═════ SUPPLIED MATERIAL ═════

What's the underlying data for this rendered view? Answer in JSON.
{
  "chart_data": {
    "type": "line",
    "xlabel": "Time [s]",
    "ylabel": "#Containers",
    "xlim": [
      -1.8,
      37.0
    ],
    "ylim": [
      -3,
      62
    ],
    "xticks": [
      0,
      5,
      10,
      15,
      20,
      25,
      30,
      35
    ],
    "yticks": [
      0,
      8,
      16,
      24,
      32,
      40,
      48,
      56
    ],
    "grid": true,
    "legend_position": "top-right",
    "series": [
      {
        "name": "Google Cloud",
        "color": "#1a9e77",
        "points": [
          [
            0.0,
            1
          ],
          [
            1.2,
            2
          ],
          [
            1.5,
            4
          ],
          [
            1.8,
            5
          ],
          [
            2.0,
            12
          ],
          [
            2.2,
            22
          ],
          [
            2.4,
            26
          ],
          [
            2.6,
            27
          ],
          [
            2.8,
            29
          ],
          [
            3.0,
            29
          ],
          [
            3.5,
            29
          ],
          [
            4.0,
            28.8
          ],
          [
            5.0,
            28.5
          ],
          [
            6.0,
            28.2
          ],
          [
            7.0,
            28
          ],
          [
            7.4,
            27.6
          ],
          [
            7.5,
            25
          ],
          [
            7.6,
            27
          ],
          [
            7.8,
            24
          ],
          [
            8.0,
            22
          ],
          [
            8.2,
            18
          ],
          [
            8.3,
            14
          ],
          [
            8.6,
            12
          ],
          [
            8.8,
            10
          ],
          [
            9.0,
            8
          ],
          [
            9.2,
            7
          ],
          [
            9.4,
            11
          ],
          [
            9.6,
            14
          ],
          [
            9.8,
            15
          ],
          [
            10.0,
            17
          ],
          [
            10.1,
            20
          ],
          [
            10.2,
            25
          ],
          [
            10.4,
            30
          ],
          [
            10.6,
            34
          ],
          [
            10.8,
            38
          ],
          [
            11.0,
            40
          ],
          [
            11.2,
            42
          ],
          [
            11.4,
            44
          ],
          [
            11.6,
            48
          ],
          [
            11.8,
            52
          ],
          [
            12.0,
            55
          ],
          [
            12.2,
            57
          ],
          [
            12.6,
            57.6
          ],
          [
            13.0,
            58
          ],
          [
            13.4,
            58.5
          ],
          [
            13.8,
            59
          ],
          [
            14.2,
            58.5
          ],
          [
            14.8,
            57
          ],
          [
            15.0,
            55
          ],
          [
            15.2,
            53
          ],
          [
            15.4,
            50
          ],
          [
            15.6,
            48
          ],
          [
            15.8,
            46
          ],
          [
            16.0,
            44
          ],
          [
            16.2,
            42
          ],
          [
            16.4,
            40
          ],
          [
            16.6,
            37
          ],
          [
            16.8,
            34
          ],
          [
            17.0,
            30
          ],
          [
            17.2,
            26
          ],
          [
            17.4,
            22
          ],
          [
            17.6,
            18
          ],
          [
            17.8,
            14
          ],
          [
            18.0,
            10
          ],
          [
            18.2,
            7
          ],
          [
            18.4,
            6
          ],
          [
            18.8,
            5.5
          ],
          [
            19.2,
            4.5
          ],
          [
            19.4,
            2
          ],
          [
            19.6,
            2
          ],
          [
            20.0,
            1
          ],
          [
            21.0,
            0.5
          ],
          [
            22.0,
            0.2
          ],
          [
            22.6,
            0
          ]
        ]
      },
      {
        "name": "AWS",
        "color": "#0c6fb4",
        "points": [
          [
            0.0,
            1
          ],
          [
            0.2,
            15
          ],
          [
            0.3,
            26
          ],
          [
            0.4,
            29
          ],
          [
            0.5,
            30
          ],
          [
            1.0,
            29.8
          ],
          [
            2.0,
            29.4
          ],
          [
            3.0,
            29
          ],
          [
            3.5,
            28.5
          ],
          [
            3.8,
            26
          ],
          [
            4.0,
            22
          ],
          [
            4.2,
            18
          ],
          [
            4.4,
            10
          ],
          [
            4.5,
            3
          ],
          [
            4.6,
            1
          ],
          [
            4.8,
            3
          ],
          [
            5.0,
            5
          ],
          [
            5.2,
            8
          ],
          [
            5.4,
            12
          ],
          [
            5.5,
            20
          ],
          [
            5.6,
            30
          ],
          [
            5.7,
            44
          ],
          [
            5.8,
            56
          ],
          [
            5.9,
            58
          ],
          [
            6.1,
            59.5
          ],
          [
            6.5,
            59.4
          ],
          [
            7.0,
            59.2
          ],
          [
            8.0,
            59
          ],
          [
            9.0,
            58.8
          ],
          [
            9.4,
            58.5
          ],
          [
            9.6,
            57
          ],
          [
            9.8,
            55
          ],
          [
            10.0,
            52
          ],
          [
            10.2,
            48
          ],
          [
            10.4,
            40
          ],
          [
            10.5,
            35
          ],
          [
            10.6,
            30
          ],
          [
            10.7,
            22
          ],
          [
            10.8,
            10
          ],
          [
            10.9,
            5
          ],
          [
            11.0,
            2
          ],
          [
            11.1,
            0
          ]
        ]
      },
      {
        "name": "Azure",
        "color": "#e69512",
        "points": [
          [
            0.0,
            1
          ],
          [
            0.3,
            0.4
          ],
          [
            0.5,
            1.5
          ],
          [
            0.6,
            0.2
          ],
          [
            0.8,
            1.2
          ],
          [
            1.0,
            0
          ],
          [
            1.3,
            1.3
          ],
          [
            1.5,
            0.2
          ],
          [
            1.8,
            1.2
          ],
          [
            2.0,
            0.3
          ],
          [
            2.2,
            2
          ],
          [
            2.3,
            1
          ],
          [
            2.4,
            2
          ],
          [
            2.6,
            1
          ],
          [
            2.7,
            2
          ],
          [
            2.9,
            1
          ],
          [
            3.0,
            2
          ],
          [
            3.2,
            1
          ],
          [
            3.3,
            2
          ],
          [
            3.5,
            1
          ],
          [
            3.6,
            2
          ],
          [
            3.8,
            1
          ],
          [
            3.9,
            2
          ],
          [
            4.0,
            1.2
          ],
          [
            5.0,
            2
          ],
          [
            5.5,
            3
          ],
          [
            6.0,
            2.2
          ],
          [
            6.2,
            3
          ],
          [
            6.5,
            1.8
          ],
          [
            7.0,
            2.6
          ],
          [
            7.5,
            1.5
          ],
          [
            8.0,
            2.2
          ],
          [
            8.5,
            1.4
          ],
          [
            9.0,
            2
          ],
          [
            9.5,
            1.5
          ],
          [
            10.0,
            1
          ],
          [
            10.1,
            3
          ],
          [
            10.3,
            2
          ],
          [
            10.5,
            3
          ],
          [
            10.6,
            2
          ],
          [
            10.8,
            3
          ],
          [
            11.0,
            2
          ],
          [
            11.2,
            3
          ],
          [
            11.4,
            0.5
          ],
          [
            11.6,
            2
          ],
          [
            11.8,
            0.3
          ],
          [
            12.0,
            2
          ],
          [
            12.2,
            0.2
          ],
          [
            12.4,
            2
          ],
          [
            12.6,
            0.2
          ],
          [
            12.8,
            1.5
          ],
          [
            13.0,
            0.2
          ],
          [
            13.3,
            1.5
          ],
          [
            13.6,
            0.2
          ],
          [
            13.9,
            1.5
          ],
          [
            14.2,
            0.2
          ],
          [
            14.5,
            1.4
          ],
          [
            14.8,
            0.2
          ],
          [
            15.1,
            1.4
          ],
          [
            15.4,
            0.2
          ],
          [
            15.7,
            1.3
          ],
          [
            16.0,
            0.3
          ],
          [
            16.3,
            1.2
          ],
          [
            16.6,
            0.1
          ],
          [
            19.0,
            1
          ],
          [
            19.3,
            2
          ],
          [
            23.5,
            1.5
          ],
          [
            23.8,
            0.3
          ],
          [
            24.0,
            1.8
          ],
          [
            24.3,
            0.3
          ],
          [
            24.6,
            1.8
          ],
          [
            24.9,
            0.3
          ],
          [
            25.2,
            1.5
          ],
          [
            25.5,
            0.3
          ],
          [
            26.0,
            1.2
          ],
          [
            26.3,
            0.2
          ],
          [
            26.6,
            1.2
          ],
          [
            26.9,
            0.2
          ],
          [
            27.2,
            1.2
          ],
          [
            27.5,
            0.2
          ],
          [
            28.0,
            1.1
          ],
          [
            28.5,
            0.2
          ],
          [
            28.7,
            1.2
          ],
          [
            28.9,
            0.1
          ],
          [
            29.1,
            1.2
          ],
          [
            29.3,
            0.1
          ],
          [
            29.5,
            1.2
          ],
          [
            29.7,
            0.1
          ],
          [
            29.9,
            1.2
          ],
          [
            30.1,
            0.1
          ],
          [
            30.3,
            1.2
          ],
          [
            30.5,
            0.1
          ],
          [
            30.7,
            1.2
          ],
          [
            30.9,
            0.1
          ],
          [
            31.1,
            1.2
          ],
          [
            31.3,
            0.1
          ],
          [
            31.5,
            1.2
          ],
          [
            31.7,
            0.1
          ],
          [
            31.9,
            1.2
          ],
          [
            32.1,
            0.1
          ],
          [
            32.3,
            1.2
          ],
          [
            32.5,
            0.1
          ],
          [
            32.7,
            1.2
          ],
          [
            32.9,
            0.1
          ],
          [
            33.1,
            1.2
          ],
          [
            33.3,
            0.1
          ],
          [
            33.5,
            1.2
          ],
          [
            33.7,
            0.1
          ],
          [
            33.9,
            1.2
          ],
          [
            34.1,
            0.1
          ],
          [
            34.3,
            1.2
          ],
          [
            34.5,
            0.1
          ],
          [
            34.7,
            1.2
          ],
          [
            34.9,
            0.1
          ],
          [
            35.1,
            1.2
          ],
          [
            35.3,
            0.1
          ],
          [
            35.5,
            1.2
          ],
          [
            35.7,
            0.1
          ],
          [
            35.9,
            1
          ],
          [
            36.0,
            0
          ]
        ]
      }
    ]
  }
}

═════

How many lines of the data contain the word "color"? Answer with the number alone.

3